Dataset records

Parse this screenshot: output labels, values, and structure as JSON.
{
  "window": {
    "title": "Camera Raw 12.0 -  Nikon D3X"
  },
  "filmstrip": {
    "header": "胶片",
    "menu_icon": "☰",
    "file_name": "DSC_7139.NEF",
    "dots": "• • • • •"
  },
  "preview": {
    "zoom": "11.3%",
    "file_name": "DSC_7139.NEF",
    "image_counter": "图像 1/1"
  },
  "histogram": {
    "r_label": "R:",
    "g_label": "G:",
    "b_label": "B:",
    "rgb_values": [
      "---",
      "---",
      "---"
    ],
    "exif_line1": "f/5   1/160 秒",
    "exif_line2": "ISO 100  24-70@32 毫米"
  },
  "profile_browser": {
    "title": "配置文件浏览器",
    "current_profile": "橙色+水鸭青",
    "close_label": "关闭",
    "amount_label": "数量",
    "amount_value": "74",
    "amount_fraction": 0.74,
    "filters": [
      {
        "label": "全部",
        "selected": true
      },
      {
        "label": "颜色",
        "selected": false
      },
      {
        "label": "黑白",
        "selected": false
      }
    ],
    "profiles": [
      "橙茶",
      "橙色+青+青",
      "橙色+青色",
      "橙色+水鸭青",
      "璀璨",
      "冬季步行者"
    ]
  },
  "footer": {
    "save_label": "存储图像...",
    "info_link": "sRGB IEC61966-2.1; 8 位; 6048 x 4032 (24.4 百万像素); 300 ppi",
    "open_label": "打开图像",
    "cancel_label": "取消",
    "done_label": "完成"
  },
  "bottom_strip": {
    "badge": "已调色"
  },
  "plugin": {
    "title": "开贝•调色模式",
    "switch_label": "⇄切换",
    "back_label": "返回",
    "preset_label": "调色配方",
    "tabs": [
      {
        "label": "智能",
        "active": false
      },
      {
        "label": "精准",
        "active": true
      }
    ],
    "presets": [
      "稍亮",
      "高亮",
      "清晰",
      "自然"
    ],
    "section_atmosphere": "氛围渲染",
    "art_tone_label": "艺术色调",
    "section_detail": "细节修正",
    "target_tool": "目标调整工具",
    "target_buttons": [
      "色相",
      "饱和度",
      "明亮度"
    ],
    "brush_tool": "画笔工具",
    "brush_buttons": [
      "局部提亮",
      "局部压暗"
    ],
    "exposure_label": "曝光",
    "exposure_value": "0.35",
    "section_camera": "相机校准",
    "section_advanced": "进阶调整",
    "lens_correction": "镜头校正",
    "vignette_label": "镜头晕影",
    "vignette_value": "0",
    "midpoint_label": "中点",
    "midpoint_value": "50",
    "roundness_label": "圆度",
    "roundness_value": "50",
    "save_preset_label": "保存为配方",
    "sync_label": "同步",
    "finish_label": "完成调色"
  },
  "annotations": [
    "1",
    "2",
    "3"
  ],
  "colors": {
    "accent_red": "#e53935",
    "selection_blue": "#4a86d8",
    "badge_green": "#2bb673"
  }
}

■ TASK PROMPT
Copy the material above verbatim.

■ PROBLEM SOLUTION
Parse this screenshot: output labels, values, and structure as JSON.
{
  "window": {
    "title": "Camera Raw 12.0 -  Nikon D3X"
  },
  "filmstrip": {
    "header": "胶片",
    "menu_icon": "☰",
    "file_name": "DSC_7139.NEF",
    "dots": "• • • • •"
  },
  "preview": {
    "zoom": "11.3%",
    "file_name": "DSC_7139.NEF",
    "image_counter": "图像 1/1"
  },
  "histogram": {
    "r_label": "R:",
    "g_label": "G:",
    "b_label": "B:",
    "rgb_values": [
      "---",
      "---",
      "---"
    ],
    "exif_line1": "f/5   1/160 秒",
    "exif_line2": "ISO 100  24-70@32 毫米"
  },
  "profile_browser": {
    "title": "配置文件浏览器",
    "current_profile": "橙色+水鸭青",
    "close_label": "关闭",
    "amount_label": "数量",
    "amount_value": "74",
    "amount_fraction": 0.74,
    "filters": [
      {
        "label": "全部",
        "selected": true
      },
      {
        "label": "颜色",
        "selected": false
      },
      {
        "label": "黑白",
        "selected": false
      }
    ],
    "profiles": [
      "橙茶",
      "橙色+青+青",
      "橙色+青色",
      "橙色+水鸭青",
      "璀璨",
      "冬季步行者"
    ]
  },
  "footer": {
    "save_label": "存储图像...",
    "info_link": "sRGB IEC61966-2.1; 8 位; 6048 x 4032 (24.4 百万像素); 300 ppi",
    "open_label": "打开图像",
    "cancel_label": "取消",
    "done_label": "完成"
  },
  "bottom_strip": {
    "badge": "已调色"
  },
  "plugin": {
    "title": "开贝•调色模式",
    "switch_label": "⇄切换",
    "back_label": "返回",
    "preset_label": "调色配方",
    "tabs": [
      {
        "label": "智能",
        "active": false
      },
      {
        "label": "精准",
        "active": true
      }
    ],
    "presets": [
      "稍亮",
      "高亮",
      "清晰",
      "自然"
    ],
    "section_atmosphere": "氛围渲染",
    "art_tone_label": "艺术色调",
    "section_detail": "细节修正",
    "target_tool": "目标调整工具",
    "target_buttons": [
      "色相",
      "饱和度",
      "明亮度"
    ],
    "brush_tool": "画笔工具",
    "brush_buttons": [
      "局部提亮",
      "局部压暗"
    ],
    "exposure_label": "曝光",
    "exposure_value": "0.35",
    "section_camera": "相机校准",
    "section_advanced": "进阶调整",
    "lens_correction": "镜头校正",
    "vignette_label": "镜头晕影",
    "vignette_value": "0",
    "midpoint_label": "中点",
    "midpoint_value": "50",
    "roundness_label": "圆度",
    "roundness_value": "50",
    "save_preset_label": "保存为配方",
    "sync_label": "同步",
    "finish_label": "完成调色"
  },
  "annotations": [
    "1",
    "2",
    "3"
  ],
  "colors": {
    "accent_red": "#e53935",
    "selection_blue": "#4a86d8",
    "badge_green": "#2bb673"
  }
}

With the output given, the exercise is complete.